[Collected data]
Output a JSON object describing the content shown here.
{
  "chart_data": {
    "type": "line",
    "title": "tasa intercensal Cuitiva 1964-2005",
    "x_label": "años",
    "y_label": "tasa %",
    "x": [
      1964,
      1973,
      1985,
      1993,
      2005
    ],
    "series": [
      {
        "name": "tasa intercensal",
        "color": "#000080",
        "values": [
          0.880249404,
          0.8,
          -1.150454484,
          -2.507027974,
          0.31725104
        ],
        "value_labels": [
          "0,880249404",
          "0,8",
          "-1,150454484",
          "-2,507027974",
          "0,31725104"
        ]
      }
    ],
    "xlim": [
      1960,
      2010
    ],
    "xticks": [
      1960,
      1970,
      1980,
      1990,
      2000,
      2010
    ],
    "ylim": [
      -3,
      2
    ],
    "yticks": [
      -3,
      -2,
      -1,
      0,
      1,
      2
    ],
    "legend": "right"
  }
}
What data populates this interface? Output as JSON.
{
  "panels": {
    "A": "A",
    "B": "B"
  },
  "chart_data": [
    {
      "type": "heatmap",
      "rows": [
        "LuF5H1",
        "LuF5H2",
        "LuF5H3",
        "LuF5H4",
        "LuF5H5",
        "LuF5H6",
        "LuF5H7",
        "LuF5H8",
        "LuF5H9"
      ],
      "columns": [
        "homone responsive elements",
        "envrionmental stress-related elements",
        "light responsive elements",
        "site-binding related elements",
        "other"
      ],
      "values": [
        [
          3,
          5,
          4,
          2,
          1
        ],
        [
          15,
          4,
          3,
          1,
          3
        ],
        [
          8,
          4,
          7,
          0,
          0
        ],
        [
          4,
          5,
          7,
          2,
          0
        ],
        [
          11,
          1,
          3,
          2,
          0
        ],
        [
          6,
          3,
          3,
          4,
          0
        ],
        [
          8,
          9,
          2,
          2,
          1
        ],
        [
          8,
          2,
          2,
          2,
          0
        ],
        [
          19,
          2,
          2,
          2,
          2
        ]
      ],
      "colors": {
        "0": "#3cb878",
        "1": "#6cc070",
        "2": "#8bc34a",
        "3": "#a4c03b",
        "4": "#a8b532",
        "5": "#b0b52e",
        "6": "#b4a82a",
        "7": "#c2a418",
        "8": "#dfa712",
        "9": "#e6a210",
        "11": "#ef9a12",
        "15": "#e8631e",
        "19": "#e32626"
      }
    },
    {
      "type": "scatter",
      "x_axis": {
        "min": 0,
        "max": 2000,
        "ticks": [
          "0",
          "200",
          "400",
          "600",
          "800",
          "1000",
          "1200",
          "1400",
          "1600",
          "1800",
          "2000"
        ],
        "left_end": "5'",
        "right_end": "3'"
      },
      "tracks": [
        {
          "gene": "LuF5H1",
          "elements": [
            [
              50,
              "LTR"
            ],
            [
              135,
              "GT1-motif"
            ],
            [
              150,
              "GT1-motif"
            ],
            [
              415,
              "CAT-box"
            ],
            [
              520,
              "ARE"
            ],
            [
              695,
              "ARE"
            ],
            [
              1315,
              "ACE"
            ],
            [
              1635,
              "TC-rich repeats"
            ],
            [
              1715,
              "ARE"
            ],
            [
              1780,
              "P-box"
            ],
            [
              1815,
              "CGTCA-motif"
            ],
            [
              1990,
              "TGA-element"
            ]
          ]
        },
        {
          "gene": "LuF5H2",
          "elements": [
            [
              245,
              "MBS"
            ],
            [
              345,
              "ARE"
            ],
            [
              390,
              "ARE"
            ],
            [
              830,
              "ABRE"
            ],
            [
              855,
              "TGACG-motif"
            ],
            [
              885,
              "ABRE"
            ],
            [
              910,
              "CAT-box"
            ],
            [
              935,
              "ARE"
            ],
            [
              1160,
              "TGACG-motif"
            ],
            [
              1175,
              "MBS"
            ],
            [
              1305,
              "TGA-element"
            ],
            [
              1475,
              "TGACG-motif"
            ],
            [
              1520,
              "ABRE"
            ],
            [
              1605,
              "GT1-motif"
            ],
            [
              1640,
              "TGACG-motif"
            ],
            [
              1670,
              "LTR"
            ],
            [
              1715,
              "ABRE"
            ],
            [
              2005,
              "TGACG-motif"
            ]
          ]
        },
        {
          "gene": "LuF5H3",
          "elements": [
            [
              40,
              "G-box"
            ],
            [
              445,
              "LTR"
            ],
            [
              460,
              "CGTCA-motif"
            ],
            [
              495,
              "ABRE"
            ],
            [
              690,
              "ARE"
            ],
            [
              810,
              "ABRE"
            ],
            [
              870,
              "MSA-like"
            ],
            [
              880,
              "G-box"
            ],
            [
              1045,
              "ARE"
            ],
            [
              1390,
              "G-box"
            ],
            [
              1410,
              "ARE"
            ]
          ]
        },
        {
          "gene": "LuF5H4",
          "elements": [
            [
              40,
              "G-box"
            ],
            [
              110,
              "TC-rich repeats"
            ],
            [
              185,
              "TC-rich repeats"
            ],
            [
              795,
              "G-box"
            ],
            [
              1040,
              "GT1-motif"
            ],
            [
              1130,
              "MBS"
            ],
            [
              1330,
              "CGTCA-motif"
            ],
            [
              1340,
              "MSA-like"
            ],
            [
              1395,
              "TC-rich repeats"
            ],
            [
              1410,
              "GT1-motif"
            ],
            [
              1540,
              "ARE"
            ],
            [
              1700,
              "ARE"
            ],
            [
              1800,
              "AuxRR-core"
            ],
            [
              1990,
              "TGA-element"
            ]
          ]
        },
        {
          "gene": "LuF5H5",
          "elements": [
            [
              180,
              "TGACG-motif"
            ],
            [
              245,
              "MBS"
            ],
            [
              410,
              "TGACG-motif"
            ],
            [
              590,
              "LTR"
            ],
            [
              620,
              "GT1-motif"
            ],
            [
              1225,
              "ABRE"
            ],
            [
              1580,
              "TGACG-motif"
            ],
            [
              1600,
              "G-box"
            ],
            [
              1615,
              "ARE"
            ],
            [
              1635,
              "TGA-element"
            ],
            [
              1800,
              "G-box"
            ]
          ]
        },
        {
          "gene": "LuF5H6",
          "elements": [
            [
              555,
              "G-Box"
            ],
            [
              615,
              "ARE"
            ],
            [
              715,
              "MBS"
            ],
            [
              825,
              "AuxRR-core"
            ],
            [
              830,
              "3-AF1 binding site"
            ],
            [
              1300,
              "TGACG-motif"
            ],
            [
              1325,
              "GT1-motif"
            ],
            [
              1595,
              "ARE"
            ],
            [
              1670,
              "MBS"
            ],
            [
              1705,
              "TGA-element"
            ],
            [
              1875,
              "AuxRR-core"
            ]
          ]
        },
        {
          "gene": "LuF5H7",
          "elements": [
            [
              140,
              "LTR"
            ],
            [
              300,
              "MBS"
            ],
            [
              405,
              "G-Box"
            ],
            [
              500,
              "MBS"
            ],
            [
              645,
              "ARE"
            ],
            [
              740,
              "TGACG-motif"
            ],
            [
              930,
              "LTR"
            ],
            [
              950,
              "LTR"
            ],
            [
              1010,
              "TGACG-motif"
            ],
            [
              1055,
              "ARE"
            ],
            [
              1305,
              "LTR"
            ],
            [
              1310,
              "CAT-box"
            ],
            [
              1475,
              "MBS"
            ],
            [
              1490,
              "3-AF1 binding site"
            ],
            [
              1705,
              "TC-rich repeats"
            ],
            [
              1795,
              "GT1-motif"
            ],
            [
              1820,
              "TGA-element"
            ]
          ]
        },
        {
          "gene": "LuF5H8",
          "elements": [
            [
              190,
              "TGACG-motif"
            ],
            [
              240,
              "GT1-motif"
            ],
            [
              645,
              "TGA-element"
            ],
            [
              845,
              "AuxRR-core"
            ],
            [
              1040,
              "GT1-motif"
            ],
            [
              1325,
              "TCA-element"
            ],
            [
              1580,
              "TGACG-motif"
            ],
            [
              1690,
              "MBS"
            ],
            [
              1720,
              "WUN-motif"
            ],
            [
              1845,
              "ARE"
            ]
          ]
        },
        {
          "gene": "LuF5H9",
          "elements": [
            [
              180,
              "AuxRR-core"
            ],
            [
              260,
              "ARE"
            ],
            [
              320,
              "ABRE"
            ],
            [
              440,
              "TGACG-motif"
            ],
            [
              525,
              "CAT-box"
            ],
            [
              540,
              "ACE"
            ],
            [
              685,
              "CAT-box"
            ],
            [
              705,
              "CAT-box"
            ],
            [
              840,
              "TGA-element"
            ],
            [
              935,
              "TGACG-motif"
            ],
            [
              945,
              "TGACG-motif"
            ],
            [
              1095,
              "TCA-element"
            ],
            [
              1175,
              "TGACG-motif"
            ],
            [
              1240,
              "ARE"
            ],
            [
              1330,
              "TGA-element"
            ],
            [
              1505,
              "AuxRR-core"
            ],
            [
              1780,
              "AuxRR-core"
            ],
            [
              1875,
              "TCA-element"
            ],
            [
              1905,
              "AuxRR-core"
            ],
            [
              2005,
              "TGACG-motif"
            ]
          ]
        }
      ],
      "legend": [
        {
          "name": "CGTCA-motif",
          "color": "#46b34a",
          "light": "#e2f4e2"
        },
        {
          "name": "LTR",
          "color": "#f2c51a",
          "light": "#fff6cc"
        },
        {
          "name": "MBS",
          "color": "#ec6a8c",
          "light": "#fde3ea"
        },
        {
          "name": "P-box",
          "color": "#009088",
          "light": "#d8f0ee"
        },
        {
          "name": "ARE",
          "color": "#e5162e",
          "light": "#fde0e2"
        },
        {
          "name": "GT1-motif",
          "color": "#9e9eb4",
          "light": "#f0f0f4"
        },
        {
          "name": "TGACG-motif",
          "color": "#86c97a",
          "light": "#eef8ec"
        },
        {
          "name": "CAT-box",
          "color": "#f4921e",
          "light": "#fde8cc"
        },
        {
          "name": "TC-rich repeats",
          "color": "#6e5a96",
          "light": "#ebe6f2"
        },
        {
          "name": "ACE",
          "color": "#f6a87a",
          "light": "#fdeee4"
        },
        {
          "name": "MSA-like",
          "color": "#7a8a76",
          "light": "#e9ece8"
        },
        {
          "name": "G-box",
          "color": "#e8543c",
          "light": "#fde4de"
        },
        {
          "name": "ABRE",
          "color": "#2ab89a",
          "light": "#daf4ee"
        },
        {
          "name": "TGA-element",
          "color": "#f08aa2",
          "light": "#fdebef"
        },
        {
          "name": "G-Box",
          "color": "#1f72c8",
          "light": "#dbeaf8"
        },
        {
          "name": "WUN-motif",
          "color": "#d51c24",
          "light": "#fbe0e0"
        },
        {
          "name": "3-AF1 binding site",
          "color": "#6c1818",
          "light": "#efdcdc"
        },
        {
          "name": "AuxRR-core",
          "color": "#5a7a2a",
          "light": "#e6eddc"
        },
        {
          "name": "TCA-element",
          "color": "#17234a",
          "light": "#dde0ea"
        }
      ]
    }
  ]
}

WHAT TO WORK ON:
Count how many lines include the string "related". Nothing but the number is needed.

SOLUTION TO THE PROBLEM:
2